(Excerpts from a figure dataset)
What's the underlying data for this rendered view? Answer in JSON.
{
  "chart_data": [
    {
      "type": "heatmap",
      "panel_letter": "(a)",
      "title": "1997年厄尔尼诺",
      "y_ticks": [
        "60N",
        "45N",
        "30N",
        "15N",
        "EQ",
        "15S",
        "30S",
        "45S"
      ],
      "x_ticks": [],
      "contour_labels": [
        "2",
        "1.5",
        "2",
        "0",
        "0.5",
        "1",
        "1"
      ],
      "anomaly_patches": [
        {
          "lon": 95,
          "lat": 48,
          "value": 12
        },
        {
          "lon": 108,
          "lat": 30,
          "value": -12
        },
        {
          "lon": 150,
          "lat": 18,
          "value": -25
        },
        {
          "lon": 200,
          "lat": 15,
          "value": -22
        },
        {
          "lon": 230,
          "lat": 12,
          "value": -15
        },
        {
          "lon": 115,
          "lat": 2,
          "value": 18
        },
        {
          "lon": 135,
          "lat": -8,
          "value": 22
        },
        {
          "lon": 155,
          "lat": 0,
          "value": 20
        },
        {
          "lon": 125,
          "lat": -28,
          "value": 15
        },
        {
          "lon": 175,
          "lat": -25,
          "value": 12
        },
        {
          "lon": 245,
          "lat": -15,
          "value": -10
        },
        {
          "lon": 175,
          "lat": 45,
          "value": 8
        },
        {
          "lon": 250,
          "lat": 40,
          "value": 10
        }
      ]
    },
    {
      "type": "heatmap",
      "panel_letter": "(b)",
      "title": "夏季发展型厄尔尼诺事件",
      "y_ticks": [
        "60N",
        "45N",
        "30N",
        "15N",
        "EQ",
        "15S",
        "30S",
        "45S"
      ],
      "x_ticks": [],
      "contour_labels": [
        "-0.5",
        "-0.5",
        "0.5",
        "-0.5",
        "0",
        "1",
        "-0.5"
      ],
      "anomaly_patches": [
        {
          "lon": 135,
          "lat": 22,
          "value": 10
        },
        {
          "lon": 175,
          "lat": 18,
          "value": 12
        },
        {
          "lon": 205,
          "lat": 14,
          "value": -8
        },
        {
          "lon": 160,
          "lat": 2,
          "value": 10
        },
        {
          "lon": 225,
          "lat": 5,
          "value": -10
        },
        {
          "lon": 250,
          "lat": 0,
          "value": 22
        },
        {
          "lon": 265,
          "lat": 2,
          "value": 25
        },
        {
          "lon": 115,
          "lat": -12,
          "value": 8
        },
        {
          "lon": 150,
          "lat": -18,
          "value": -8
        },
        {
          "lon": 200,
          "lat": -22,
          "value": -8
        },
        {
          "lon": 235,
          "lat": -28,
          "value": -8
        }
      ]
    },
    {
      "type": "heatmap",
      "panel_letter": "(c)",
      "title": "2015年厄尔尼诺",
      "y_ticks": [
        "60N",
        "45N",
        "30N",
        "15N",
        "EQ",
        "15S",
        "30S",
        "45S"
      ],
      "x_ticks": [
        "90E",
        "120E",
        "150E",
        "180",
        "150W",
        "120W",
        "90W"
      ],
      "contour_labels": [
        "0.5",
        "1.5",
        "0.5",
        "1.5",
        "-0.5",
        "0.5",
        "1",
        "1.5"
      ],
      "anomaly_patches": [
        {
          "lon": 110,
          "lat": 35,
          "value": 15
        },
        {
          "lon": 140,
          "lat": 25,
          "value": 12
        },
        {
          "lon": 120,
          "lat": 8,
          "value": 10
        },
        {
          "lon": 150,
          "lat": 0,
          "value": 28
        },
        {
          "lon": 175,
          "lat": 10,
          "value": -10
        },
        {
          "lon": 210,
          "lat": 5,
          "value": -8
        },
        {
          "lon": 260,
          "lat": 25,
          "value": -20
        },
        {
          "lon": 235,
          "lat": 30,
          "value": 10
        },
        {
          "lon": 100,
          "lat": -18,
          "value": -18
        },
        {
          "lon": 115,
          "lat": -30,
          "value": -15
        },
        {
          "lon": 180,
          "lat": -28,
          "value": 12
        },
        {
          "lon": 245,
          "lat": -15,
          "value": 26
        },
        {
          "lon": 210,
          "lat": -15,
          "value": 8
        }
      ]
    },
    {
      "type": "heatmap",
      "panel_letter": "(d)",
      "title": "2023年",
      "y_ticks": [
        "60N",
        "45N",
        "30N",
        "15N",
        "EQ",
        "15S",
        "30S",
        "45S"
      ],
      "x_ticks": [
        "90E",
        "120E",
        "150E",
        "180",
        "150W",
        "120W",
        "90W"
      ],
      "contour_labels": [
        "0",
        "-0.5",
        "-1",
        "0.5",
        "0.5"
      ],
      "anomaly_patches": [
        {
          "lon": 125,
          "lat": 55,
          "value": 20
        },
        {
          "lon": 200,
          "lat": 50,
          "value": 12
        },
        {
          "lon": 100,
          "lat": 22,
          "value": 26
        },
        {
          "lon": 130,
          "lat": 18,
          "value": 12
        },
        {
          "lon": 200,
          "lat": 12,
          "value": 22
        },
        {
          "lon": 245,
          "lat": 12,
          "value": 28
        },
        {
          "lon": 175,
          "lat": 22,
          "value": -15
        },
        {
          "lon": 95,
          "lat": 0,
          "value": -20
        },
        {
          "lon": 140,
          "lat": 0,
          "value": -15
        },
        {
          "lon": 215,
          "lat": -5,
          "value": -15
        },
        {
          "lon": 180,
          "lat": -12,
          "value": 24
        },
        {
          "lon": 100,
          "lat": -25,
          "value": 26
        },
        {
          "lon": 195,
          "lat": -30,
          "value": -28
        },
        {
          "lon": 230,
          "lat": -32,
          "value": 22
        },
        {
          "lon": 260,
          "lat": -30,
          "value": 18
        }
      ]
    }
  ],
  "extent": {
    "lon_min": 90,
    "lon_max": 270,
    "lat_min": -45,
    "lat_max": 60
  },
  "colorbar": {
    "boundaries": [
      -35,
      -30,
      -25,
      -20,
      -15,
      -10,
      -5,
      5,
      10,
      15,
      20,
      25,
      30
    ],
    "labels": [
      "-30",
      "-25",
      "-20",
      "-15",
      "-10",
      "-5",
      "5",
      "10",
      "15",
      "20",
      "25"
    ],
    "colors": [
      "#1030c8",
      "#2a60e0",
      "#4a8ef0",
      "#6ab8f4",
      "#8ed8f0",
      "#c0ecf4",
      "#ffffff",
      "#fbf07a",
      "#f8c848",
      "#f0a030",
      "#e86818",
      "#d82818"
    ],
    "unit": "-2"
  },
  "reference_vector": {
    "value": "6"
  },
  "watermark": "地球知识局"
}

● **Given problem**
Copy out the whole listing, exactly as written.

● **Solved problem**
What's the underlying data for this rendered view? Answer in JSON.
{
  "chart_data": [
    {
      "type": "heatmap",
      "panel_letter": "(a)",
      "title": "1997年厄尔尼诺",
      "y_ticks": [
        "60N",
        "45N",
        "30N",
        "15N",
        "EQ",
        "15S",
        "30S",
        "45S"
      ],
      "x_ticks": [],
      "contour_labels": [
        "2",
        "1.5",
        "2",
        "0",
        "0.5",
        "1",
        "1"
      ],
      "anomaly_patches": [
        {
          "lon": 95,
          "lat": 48,
          "value": 12
        },
        {
          "lon": 108,
          "lat": 30,
          "value": -12
        },
        {
          "lon": 150,
          "lat": 18,
          "value": -25
        },
        {
          "lon": 200,
          "lat": 15,
          "value": -22
        },
        {
          "lon": 230,
          "lat": 12,
          "value": -15
        },
        {
          "lon": 115,
          "lat": 2,
          "value": 18
        },
        {
          "lon": 135,
          "lat": -8,
          "value": 22
        },
        {
          "lon": 155,
          "lat": 0,
          "value": 20
        },
        {
          "lon": 125,
          "lat": -28,
          "value": 15
        },
        {
          "lon": 175,
          "lat": -25,
          "value": 12
        },
        {
          "lon": 245,
          "lat": -15,
          "value": -10
        },
        {
          "lon": 175,
          "lat": 45,
          "value": 8
        },
        {
          "lon": 250,
          "lat": 40,
          "value": 10
        }
      ]
    },
    {
      "type": "heatmap",
      "panel_letter": "(b)",
      "title": "夏季发展型厄尔尼诺事件",
      "y_ticks": [
        "60N",
        "45N",
        "30N",
        "15N",
        "EQ",
        "15S",
        "30S",
        "45S"
      ],
      "x_ticks": [],
      "contour_labels": [
        "-0.5",
        "-0.5",
        "0.5",
        "-0.5",
        "0",
        "1",
        "-0.5"
      ],
      "anomaly_patches": [
        {
          "lon": 135,
          "lat": 22,
          "value": 10
        },
        {
          "lon": 175,
          "lat": 18,
          "value": 12
        },
        {
          "lon": 205,
          "lat": 14,
          "value": -8
        },
        {
          "lon": 160,
          "lat": 2,
          "value": 10
        },
        {
          "lon": 225,
          "lat": 5,
          "value": -10
        },
        {
          "lon": 250,
          "lat": 0,
          "value": 22
        },
        {
          "lon": 265,
          "lat": 2,
          "value": 25
        },
        {
          "lon": 115,
          "lat": -12,
          "value": 8
        },
        {
          "lon": 150,
          "lat": -18,
          "value": -8
        },
        {
          "lon": 200,
          "lat": -22,
          "value": -8
        },
        {
          "lon": 235,
          "lat": -28,
          "value": -8
        }
      ]
    },
    {
      "type": "heatmap",
      "panel_letter": "(c)",
      "title": "2015年厄尔尼诺",
      "y_ticks": [
        "60N",
        "45N",
        "30N",
        "15N",
        "EQ",
        "15S",
        "30S",
        "45S"
      ],
      "x_ticks": [
        "90E",
        "120E",
        "150E",
        "180",
        "150W",
        "120W",
        "90W"
      ],
      "contour_labels": [
        "0.5",
        "1.5",
        "0.5",
        "1.5",
        "-0.5",
        "0.5",
        "1",
        "1.5"
      ],
      "anomaly_patches": [
        {
          "lon": 110,
          "lat": 35,
          "value": 15
        },
        {
          "lon": 140,
          "lat": 25,
          "value": 12
        },
        {
          "lon": 120,
          "lat": 8,
          "value": 10
        },
        {
          "lon": 150,
          "lat": 0,
          "value": 28
        },
        {
          "lon": 175,
          "lat": 10,
          "value": -10
        },
        {
          "lon": 210,
          "lat": 5,
          "value": -8
        },
        {
          "lon": 260,
          "lat": 25,
          "value": -20
        },
        {
          "lon": 235,
          "lat": 30,
          "value": 10
        },
        {
          "lon": 100,
          "lat": -18,
          "value": -18
        },
        {
          "lon": 115,
          "lat": -30,
          "value": -15
        },
        {
          "lon": 180,
          "lat": -28,
          "value": 12
        },
        {
          "lon": 245,
          "lat": -15,
          "value": 26
        },
        {
          "lon": 210,
          "lat": -15,
          "value": 8
        }
      ]
    },
    {
      "type": "heatmap",
      "panel_letter": "(d)",
      "title": "2023年",
      "y_ticks": [
        "60N",
        "45N",
        "30N",
        "15N",
        "EQ",
        "15S",
        "30S",
        "45S"
      ],
      "x_ticks": [
        "90E",
        "120E",
        "150E",
        "180",
        "150W",
        "120W",
        "90W"
      ],
      "contour_labels": [
        "0",
        "-0.5",
        "-1",
        "0.5",
        "0.5"
      ],
      "anomaly_patches": [
        {
          "lon": 125,
          "lat": 55,
          "value": 20
        },
        {
          "lon": 200,
          "lat": 50,
          "value": 12
        },
        {
          "lon": 100,
          "lat": 22,
          "value": 26
        },
        {
          "lon": 130,
          "lat": 18,
          "value": 12
        },
        {
          "lon": 200,
          "lat": 12,
          "value": 22
        },
        {
          "lon": 245,
          "lat": 12,
          "value": 28
        },
        {
          "lon": 175,
          "lat": 22,
          "value": -15
        },
        {
          "lon": 95,
          "lat": 0,
          "value": -20
        },
        {
          "lon": 140,
          "lat": 0,
          "value": -15
        },
        {
          "lon": 215,
          "lat": -5,
          "value": -15
        },
        {
          "lon": 180,
          "lat": -12,
          "value": 24
        },
        {
          "lon": 100,
          "lat": -25,
          "value": 26
        },
        {
          "lon": 195,
          "lat": -30,
          "value": -28
        },
        {
          "lon": 230,
          "lat": -32,
          "value": 22
        },
        {
          "lon": 260,
          "lat": -30,
          "value": 18
        }
      ]
    }
  ],
  "extent": {
    "lon_min": 90,
    "lon_max": 270,
    "lat_min": -45,
    "lat_max": 60
  },
  "colorbar": {
    "boundaries": [
      -35,
      -30,
      -25,
      -20,
      -15,
      -10,
      -5,
      5,
      10,
      15,
      20,
      25,
      30
    ],
    "labels": [
      "-30",
      "-25",
      "-20",
      "-15",
      "-10",
      "-5",
      "5",
      "10",
      "15",
      "20",
      "25"
    ],
    "colors": [
      "#1030c8",
      "#2a60e0",
      "#4a8ef0",
      "#6ab8f4",
      "#8ed8f0",
      "#c0ecf4",
      "#ffffff",
      "#fbf07a",
      "#f8c848",
      "#f0a030",
      "#e86818",
      "#d82818"
    ],
    "unit": "-2"
  },
  "reference_vector": {
    "value": "6"
  },
  "watermark": "地球知识局"
}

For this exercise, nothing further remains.